#### [Stated problem]
Write out all of the records precisely. Skip anything that is a picture.

#### [Stored data]
+ + + + +
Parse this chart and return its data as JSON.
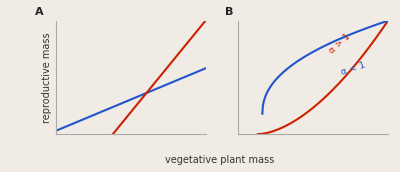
{
  "background_color": "#f0ebe4",
  "red_color": "#cc2200",
  "blue_color": "#2255cc",
  "panel_A_label": "A",
  "panel_B_label": "B",
  "xlabel": "vegetative plant mass",
  "ylabel": "reproductive mass",
  "annotation_alpha_gt1": "α > 1",
  "annotation_alpha_lt1": "α < 1",
  "label_fontsize": 6.5,
  "axis_label_fontsize": 7,
  "panel_label_fontsize": 8,
  "linewidth": 1.5,
  "spine_color": "#aaaaaa"
}
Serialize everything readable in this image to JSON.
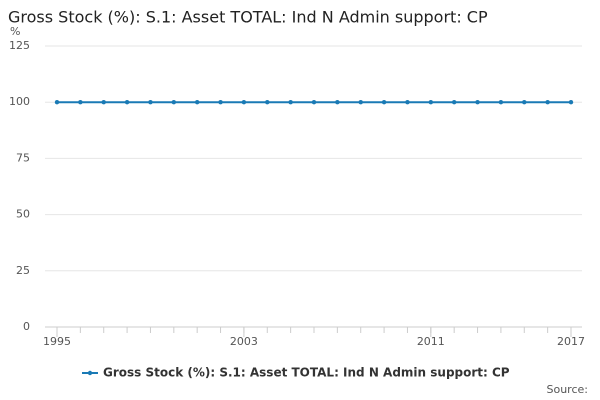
{
  "chart_data": {
    "type": "line",
    "title": "Gross Stock (%): S.1: Asset TOTAL: Ind N Admin support: CP",
    "y_unit": "%",
    "source": "Source:",
    "x": [
      1995,
      1996,
      1997,
      1998,
      1999,
      2000,
      2001,
      2002,
      2003,
      2004,
      2005,
      2006,
      2007,
      2008,
      2009,
      2010,
      2011,
      2012,
      2013,
      2014,
      2015,
      2016,
      2017
    ],
    "series": [
      {
        "name": "Gross Stock (%): S.1: Asset TOTAL: Ind N Admin support: CP",
        "color": "#1a7ab5",
        "values": [
          100,
          100,
          100,
          100,
          100,
          100,
          100,
          100,
          100,
          100,
          100,
          100,
          100,
          100,
          100,
          100,
          100,
          100,
          100,
          100,
          100,
          100,
          100
        ]
      }
    ],
    "xlim": [
      1995,
      2017
    ],
    "xticks": [
      1995,
      2003,
      2011,
      2017
    ],
    "ylim": [
      0,
      125
    ],
    "yticks": [
      0,
      25,
      50,
      75,
      100,
      125
    ],
    "grid": true
  }
}
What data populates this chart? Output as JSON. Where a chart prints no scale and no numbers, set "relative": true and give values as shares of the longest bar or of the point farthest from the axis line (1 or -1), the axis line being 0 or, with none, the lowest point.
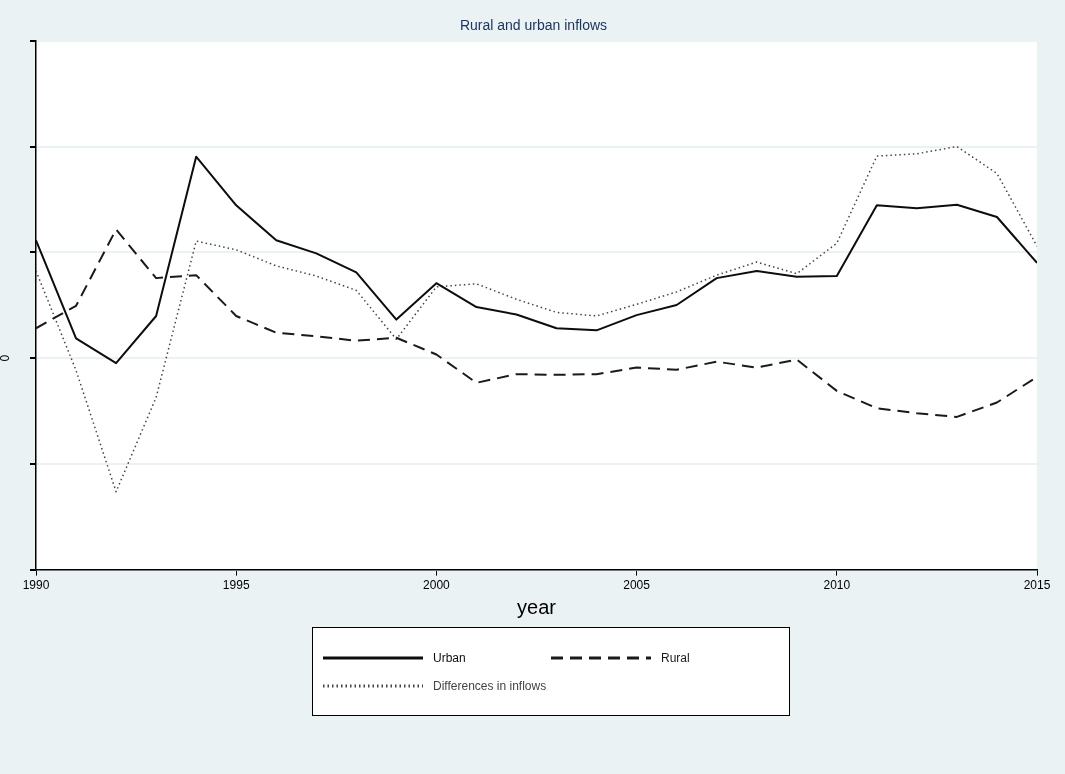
+ + + + +
#### [Worked answer]
Parse this chart and return its data as JSON.
{
  "background_color": "#f0ebe4",
  "red_color": "#cc2200",
  "blue_color": "#2255cc",
  "panel_A_label": "A",
  "panel_B_label": "B",
  "xlabel": "vegetative plant mass",
  "ylabel": "reproductive mass",
  "annotation_alpha_gt1": "α > 1",
  "annotation_alpha_lt1": "α < 1",
  "label_fontsize": 6.5,
  "axis_label_fontsize": 7,
  "panel_label_fontsize": 8,
  "linewidth": 1.5,
  "spine_color": "#aaaaaa"
}
Serialize everything readable in this image to JSON.
{
  "chart_data": {
    "type": "line",
    "title": "Gross Stock (%): S.1: Asset TOTAL: Ind N Admin support: CP",
    "y_unit": "%",
    "source": "Source:",
    "x": [
      1995,
      1996,
      1997,
      1998,
      1999,
      2000,
      2001,
      2002,
      2003,
      2004,
      2005,
      2006,
      2007,
      2008,
      2009,
      2010,
      2011,
      2012,
      2013,
      2014,
      2015,
      2016,
      2017
    ],
    "series": [
      {
        "name": "Gross Stock (%): S.1: Asset TOTAL: Ind N Admin support: CP",
        "color": "#1a7ab5",
        "values": [
          100,
          100,
          100,
          100,
          100,
          100,
          100,
          100,
          100,
          100,
          100,
          100,
          100,
          100,
          100,
          100,
          100,
          100,
          100,
          100,
          100,
          100,
          100
        ]
      }
    ],
    "xlim": [
      1995,
      2017
    ],
    "xticks": [
      1995,
      2003,
      2011,
      2017
    ],
    "ylim": [
      0,
      125
    ],
    "yticks": [
      0,
      25,
      50,
      75,
      100,
      125
    ],
    "grid": true
  }
}
What data populates this chart? Output as JSON. Where a chart prints no scale and no numbers, set "relative": true and give values as shares of the longest bar or of the point farthest from the axis line (1 or -1), the axis line being 0 or, with none, the lowest point.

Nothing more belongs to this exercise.